### EXTRACTED ENTRIES
»»

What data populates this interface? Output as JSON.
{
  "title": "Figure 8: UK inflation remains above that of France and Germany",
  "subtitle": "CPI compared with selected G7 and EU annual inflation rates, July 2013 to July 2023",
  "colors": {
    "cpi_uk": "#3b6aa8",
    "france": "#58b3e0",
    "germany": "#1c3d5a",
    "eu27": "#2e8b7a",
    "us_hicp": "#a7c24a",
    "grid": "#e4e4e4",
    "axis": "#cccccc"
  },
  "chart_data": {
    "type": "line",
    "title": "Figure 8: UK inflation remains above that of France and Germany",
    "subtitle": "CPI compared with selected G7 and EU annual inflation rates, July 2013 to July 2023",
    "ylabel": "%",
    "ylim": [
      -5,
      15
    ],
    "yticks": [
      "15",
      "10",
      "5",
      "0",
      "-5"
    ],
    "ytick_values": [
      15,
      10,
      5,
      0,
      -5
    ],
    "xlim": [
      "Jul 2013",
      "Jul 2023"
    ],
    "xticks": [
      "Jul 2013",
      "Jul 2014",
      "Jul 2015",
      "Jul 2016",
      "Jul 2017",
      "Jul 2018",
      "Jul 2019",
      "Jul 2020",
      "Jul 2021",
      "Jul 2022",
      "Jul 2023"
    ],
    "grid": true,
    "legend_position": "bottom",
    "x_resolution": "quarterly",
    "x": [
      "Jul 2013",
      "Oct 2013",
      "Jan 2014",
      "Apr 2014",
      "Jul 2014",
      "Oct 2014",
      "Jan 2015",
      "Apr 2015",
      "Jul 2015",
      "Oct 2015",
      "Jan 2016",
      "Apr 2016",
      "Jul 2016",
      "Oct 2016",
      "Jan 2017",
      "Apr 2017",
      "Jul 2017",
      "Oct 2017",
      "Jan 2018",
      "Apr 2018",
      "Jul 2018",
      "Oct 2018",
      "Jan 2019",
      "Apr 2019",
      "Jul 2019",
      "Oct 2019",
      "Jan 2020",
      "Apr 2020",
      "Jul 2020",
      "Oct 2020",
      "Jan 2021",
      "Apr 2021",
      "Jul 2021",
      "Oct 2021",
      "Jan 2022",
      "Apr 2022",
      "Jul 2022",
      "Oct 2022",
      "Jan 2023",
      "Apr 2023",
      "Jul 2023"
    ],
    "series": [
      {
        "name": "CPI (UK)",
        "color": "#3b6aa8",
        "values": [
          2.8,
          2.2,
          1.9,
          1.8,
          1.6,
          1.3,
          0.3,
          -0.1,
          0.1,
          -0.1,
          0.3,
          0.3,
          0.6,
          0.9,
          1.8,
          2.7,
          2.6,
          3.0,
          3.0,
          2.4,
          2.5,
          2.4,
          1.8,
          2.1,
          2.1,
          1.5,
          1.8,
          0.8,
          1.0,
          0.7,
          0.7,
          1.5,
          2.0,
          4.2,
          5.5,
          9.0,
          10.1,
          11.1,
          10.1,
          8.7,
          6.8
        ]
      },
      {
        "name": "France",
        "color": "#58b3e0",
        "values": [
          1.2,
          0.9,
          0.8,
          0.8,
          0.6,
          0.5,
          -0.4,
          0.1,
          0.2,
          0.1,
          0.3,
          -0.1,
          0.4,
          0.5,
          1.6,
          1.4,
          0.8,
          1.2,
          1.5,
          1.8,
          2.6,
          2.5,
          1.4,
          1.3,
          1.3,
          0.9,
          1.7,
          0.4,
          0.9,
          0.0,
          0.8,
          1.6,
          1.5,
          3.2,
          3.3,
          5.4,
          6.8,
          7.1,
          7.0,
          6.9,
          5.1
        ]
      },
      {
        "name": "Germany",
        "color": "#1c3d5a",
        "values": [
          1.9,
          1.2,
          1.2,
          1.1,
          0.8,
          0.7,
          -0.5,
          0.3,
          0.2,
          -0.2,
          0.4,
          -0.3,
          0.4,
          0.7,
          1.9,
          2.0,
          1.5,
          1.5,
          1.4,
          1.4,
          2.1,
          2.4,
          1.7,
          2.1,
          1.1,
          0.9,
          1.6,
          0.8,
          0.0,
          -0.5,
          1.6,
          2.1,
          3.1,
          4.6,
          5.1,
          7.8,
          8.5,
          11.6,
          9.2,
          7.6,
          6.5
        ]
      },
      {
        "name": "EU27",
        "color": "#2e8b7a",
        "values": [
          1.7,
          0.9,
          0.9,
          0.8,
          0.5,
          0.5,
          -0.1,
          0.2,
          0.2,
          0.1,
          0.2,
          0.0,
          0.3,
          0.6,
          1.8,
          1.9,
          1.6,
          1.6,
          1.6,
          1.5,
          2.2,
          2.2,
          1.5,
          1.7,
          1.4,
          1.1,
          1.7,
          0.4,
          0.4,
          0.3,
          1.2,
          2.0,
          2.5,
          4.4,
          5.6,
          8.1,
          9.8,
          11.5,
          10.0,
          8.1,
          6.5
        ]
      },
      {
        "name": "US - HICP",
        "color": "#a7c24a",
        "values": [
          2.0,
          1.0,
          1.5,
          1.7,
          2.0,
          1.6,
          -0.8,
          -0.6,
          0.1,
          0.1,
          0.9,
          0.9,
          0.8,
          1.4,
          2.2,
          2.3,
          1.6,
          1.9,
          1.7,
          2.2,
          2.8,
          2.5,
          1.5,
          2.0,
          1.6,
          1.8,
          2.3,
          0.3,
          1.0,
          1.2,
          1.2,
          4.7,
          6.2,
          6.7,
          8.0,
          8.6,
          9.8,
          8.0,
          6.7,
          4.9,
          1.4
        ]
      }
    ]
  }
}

««
»»

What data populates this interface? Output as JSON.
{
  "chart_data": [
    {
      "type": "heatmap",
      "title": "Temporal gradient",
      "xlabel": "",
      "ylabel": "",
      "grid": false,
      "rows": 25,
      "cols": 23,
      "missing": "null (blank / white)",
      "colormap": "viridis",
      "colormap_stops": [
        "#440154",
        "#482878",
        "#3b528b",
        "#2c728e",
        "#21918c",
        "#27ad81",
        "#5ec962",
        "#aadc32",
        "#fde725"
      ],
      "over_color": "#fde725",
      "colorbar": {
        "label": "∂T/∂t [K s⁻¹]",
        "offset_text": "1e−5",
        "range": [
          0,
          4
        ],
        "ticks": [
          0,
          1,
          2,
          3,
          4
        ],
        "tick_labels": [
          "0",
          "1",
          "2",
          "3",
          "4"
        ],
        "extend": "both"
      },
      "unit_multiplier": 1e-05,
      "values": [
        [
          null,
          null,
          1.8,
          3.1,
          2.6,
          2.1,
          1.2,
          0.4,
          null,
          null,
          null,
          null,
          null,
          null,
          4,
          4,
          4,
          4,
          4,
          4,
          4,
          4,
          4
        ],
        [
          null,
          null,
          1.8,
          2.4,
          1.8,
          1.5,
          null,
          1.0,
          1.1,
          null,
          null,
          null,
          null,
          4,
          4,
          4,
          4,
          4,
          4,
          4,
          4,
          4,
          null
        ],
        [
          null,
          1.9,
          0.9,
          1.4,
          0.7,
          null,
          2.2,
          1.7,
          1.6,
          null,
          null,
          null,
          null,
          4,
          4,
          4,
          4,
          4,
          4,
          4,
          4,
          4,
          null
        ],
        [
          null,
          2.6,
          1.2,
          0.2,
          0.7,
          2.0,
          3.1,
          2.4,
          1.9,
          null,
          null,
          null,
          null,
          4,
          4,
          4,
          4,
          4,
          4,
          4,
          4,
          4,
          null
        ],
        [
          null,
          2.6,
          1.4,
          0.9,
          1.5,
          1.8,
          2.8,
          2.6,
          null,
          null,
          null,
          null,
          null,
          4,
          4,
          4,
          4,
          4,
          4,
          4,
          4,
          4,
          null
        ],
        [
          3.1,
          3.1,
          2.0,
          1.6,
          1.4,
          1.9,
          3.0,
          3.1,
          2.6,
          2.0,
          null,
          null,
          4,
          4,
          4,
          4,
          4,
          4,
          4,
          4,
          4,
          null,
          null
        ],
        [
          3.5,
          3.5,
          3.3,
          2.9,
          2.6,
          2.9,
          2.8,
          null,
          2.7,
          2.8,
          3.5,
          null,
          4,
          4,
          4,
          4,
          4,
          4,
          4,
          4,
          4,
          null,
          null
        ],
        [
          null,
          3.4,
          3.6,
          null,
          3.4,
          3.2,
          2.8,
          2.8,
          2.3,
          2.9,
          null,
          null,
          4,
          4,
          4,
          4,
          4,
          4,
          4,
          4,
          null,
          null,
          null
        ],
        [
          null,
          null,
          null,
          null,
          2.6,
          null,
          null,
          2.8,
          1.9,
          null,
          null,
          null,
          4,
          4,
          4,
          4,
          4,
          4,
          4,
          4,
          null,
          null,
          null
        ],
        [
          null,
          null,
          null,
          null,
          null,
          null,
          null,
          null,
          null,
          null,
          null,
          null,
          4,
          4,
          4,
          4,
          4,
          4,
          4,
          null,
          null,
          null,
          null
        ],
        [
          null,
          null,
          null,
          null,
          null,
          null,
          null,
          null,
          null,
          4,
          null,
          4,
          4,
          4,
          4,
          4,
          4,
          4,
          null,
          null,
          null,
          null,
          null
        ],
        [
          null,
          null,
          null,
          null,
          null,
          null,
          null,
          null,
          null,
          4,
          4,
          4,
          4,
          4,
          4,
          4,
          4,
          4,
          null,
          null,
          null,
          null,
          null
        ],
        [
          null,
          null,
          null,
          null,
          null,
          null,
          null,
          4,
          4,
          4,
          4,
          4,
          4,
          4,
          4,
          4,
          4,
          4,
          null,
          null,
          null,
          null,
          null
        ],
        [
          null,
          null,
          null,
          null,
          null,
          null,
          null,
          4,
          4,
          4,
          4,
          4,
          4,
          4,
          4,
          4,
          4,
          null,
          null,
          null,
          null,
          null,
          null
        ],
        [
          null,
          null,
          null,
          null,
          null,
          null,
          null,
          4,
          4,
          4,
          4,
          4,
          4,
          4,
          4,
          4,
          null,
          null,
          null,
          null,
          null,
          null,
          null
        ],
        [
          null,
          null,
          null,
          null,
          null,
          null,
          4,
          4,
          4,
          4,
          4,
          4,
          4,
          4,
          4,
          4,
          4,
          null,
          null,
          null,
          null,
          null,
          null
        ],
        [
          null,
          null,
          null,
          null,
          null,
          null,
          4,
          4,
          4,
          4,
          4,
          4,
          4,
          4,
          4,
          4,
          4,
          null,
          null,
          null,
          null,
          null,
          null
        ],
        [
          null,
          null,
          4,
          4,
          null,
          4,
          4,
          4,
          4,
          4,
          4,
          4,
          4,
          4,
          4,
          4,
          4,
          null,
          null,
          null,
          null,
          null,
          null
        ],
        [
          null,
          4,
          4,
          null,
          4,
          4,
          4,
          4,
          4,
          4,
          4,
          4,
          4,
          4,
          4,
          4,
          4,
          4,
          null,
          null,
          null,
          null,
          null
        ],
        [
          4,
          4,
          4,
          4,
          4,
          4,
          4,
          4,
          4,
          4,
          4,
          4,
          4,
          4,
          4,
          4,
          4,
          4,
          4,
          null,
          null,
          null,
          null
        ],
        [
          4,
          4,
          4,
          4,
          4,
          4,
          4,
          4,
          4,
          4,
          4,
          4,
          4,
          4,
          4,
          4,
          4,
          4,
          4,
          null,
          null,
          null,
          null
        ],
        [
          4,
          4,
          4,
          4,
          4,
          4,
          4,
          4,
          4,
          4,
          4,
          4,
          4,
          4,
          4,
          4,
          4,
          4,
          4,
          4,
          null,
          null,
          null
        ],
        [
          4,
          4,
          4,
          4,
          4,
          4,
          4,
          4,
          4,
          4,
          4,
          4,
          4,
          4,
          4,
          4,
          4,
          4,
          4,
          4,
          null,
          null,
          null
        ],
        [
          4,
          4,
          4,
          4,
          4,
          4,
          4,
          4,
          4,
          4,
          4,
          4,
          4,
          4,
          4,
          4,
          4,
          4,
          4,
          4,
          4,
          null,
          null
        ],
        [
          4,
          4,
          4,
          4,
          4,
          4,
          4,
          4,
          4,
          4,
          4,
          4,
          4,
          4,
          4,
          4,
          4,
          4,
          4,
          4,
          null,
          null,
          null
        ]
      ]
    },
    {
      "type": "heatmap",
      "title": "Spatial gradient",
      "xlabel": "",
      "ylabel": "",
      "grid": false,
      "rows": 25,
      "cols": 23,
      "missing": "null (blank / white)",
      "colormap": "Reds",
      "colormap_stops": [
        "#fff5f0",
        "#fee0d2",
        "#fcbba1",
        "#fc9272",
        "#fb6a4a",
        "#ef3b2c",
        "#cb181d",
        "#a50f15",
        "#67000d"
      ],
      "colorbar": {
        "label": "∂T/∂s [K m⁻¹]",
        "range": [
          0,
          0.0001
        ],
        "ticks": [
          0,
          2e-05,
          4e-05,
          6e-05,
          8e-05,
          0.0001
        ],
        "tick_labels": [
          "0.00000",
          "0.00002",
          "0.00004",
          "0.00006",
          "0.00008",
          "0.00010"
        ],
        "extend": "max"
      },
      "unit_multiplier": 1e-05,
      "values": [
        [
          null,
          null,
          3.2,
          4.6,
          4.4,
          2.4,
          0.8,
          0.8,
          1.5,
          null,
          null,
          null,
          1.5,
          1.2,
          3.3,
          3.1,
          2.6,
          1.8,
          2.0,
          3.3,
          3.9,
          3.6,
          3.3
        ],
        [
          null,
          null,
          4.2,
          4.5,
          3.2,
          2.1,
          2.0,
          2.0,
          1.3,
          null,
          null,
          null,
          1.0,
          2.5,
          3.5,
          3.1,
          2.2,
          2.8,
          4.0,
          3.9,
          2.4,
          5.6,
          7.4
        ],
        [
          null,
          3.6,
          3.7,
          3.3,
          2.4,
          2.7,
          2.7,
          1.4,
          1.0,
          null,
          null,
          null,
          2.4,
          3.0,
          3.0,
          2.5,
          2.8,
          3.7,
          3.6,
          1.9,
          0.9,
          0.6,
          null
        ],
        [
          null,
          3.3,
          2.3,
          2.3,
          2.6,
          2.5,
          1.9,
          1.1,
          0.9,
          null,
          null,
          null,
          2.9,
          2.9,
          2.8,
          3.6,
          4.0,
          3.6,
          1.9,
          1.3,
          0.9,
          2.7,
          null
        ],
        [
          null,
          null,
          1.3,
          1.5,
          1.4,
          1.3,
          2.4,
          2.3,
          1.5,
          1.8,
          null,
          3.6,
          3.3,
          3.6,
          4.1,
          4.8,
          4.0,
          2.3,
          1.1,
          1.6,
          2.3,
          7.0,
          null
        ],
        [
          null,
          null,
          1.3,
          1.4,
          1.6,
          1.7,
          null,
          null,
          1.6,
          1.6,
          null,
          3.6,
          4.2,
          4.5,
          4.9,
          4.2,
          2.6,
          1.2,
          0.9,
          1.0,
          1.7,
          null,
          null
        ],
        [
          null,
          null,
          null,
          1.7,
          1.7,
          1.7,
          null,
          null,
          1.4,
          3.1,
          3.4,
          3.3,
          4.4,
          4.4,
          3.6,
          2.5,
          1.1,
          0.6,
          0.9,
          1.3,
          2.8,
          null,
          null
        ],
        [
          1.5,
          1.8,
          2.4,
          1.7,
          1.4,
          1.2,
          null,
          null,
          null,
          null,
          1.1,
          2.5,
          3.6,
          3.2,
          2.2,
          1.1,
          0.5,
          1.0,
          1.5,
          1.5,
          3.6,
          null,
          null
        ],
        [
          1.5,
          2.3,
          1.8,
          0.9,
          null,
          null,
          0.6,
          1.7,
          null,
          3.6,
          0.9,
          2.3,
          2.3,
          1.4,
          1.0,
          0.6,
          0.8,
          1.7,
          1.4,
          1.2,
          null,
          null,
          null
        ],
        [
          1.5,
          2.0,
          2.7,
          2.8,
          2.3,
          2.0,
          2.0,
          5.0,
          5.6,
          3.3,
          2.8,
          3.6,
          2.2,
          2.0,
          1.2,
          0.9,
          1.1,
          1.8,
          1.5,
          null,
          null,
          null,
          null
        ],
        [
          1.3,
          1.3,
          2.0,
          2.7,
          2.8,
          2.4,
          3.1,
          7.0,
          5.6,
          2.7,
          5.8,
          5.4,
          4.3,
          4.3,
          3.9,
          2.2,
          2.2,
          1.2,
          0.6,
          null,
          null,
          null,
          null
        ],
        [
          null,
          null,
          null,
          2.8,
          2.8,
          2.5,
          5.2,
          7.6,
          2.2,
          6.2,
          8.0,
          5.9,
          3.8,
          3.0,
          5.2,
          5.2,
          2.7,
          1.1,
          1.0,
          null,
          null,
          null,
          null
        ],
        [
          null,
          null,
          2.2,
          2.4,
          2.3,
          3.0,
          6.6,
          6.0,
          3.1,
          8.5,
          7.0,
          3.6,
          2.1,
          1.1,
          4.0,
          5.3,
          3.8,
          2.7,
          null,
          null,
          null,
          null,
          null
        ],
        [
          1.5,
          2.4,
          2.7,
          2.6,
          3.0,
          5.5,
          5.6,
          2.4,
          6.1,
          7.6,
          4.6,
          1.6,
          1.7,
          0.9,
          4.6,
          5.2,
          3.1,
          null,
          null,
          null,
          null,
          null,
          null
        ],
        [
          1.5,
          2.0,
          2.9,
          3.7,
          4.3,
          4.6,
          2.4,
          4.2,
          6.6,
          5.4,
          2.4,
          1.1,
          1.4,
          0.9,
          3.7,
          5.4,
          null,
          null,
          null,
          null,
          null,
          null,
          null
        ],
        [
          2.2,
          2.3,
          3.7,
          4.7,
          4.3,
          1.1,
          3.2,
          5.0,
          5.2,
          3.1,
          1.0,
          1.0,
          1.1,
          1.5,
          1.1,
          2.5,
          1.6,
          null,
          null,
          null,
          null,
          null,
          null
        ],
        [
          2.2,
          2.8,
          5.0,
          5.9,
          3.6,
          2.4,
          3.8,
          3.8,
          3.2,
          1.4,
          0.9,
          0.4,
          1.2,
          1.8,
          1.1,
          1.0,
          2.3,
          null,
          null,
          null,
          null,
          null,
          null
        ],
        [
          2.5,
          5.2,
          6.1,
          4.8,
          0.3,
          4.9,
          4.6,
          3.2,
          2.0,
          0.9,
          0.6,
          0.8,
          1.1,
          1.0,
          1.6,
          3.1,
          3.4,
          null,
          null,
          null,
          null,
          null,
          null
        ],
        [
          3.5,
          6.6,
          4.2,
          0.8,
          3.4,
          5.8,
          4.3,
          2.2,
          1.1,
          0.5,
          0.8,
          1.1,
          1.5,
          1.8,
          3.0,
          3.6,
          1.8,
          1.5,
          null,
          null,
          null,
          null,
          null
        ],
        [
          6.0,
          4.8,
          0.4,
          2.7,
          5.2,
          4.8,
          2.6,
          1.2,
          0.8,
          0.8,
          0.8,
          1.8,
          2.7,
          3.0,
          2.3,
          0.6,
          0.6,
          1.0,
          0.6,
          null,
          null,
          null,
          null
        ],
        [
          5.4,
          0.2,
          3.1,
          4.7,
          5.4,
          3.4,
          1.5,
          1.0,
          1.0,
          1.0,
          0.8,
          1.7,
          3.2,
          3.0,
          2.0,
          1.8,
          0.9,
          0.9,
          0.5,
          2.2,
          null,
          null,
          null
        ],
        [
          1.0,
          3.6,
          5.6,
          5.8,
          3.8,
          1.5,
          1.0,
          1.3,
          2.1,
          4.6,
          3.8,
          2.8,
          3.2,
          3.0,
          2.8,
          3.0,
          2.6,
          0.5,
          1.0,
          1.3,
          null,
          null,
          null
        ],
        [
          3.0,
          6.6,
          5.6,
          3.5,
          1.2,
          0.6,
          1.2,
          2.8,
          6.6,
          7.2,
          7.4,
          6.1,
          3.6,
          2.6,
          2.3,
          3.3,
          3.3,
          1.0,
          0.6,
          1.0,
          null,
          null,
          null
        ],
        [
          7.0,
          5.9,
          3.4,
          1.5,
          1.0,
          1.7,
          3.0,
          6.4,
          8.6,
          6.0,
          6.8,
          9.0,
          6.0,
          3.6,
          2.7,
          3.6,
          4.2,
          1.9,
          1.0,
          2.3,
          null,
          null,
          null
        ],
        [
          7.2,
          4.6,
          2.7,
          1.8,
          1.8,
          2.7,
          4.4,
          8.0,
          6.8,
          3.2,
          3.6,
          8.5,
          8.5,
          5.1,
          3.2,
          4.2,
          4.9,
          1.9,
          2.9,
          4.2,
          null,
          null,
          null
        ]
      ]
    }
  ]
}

««

Reply with nothing except the number of lines in the listing above that include "rates".

### SOLUTION FOR THIS EXERCISE
2